EXERCISE GOAL: Exact reproduction of the data is required, with images excluded.

## start

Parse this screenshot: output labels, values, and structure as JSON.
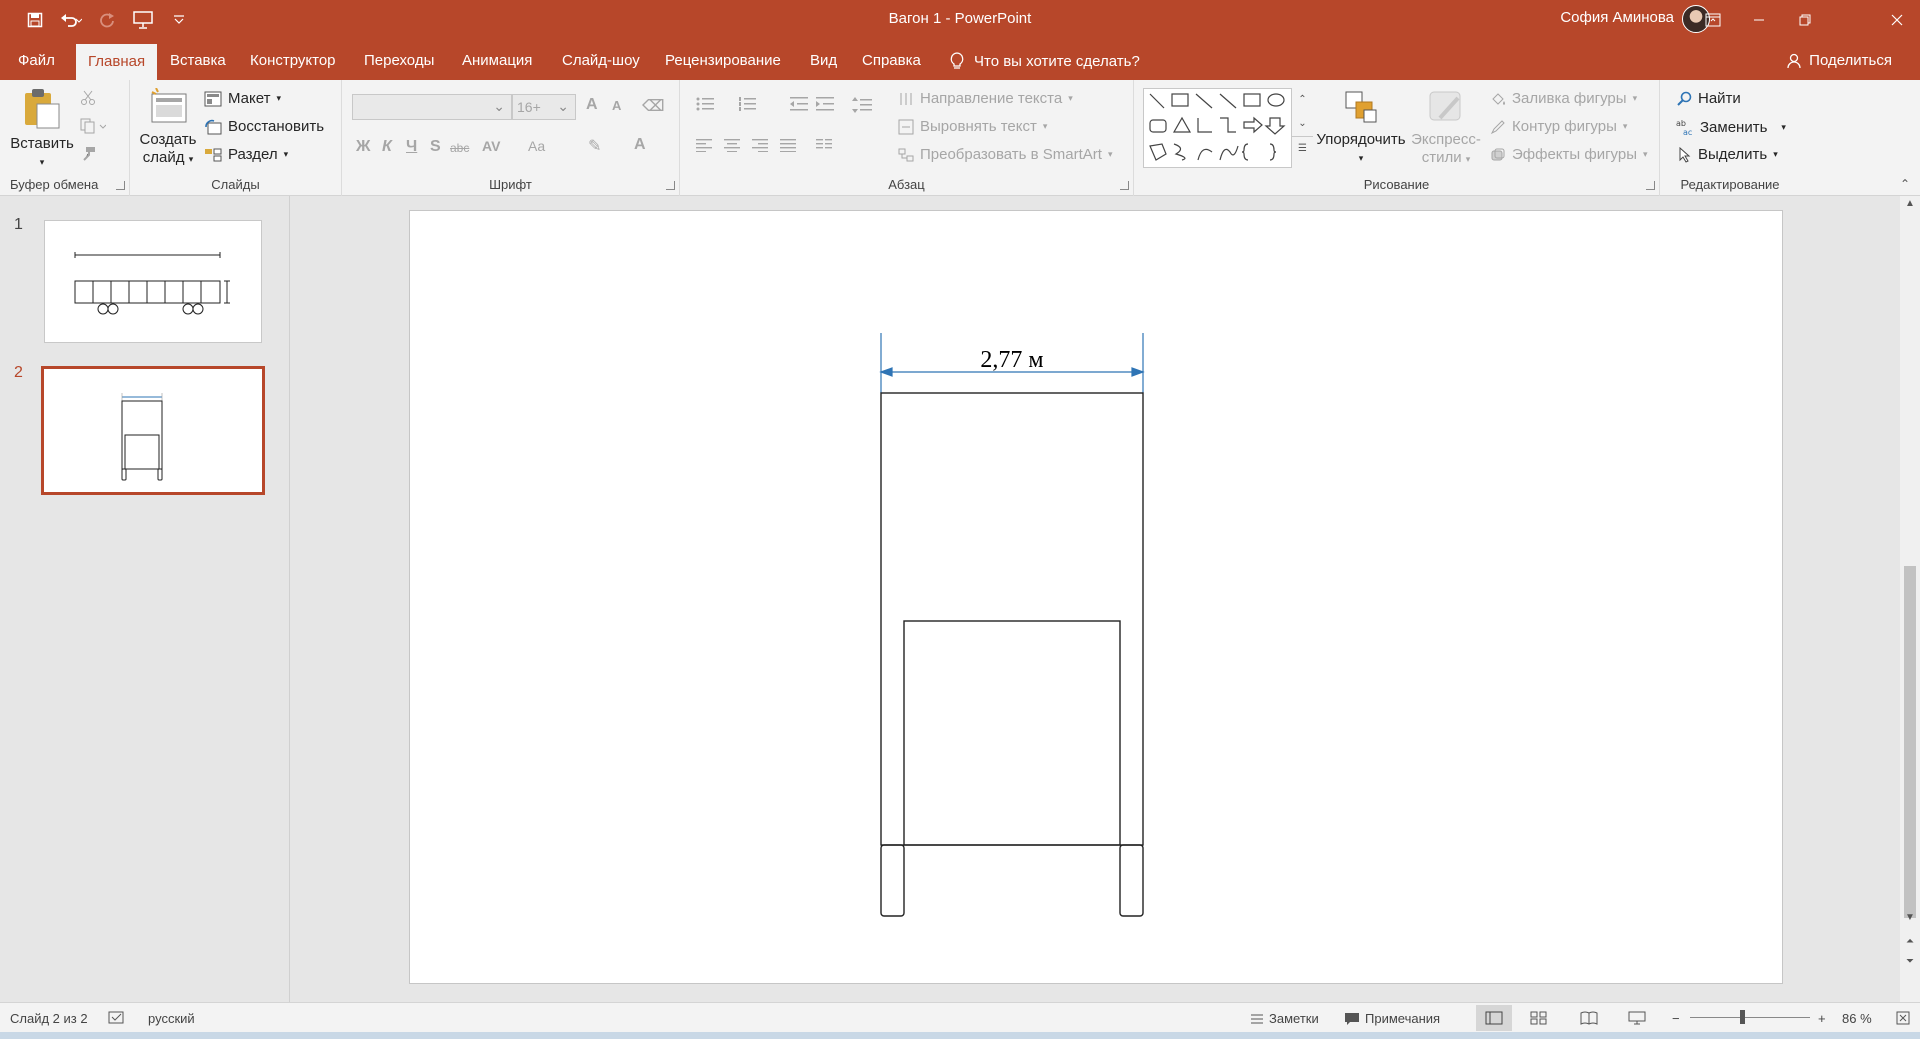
{
  "window": {
    "title": "Вагон 1  -  PowerPoint",
    "user": "София Аминова"
  },
  "tabs": [
    "Файл",
    "Главная",
    "Вставка",
    "Конструктор",
    "Переходы",
    "Анимация",
    "Слайд-шоу",
    "Рецензирование",
    "Вид",
    "Справка"
  ],
  "active_tab": "Главная",
  "tell_me": "Что вы хотите сделать?",
  "share": "Поделиться",
  "ribbon": {
    "clipboard": {
      "label": "Буфер обмена",
      "paste": "Вставить"
    },
    "slides": {
      "label": "Слайды",
      "new_slide_1": "Создать",
      "new_slide_2": "слайд",
      "layout": "Макет",
      "reset": "Восстановить",
      "section": "Раздел"
    },
    "font": {
      "label": "Шрифт",
      "size": "16+",
      "bold": "Ж",
      "italic": "К",
      "underline": "Ч",
      "shadow": "S",
      "strike": "abc",
      "spacing": "AV",
      "case": "Aa",
      "color": "A",
      "grow": "A",
      "shrink": "A"
    },
    "paragraph": {
      "label": "Абзац",
      "text_direction": "Направление текста",
      "align_text": "Выровнять текст",
      "smartart": "Преобразовать в SmartArt"
    },
    "drawing": {
      "label": "Рисование",
      "arrange": "Упорядочить",
      "quick_styles_1": "Экспресс-",
      "quick_styles_2": "стили",
      "fill": "Заливка фигуры",
      "outline": "Контур фигуры",
      "effects": "Эффекты фигуры"
    },
    "editing": {
      "label": "Редактирование",
      "find": "Найти",
      "replace": "Заменить",
      "select": "Выделить"
    }
  },
  "slides": [
    {
      "number": "1"
    },
    {
      "number": "2"
    }
  ],
  "slide": {
    "dimension_label": "2,77 м"
  },
  "status": {
    "slide_of": "Слайд 2 из 2",
    "language": "русский",
    "notes": "Заметки",
    "comments": "Примечания",
    "zoom": "86 %",
    "zoom_level": 0.86
  },
  "colors": {
    "accent": "#b7472a",
    "dimension_line": "#2e74b5"
  }
}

## end

ANSWER TO THE TASK:
Parse this screenshot: output labels, values, and structure as JSON.
{
  "window": {
    "title": "Вагон 1  -  PowerPoint",
    "user": "София Аминова"
  },
  "tabs": [
    "Файл",
    "Главная",
    "Вставка",
    "Конструктор",
    "Переходы",
    "Анимация",
    "Слайд-шоу",
    "Рецензирование",
    "Вид",
    "Справка"
  ],
  "active_tab": "Главная",
  "tell_me": "Что вы хотите сделать?",
  "share": "Поделиться",
  "ribbon": {
    "clipboard": {
      "label": "Буфер обмена",
      "paste": "Вставить"
    },
    "slides": {
      "label": "Слайды",
      "new_slide_1": "Создать",
      "new_slide_2": "слайд",
      "layout": "Макет",
      "reset": "Восстановить",
      "section": "Раздел"
    },
    "font": {
      "label": "Шрифт",
      "size": "16+",
      "bold": "Ж",
      "italic": "К",
      "underline": "Ч",
      "shadow": "S",
      "strike": "abc",
      "spacing": "AV",
      "case": "Aa",
      "color": "A",
      "grow": "A",
      "shrink": "A"
    },
    "paragraph": {
      "label": "Абзац",
      "text_direction": "Направление текста",
      "align_text": "Выровнять текст",
      "smartart": "Преобразовать в SmartArt"
    },
    "drawing": {
      "label": "Рисование",
      "arrange": "Упорядочить",
      "quick_styles_1": "Экспресс-",
      "quick_styles_2": "стили",
      "fill": "Заливка фигуры",
      "outline": "Контур фигуры",
      "effects": "Эффекты фигуры"
    },
    "editing": {
      "label": "Редактирование",
      "find": "Найти",
      "replace": "Заменить",
      "select": "Выделить"
    }
  },
  "slides": [
    {
      "number": "1"
    },
    {
      "number": "2"
    }
  ],
  "slide": {
    "dimension_label": "2,77 м"
  },
  "status": {
    "slide_of": "Слайд 2 из 2",
    "language": "русский",
    "notes": "Заметки",
    "comments": "Примечания",
    "zoom": "86 %",
    "zoom_level": 0.86
  },
  "colors": {
    "accent": "#b7472a",
    "dimension_line": "#2e74b5"
  }
}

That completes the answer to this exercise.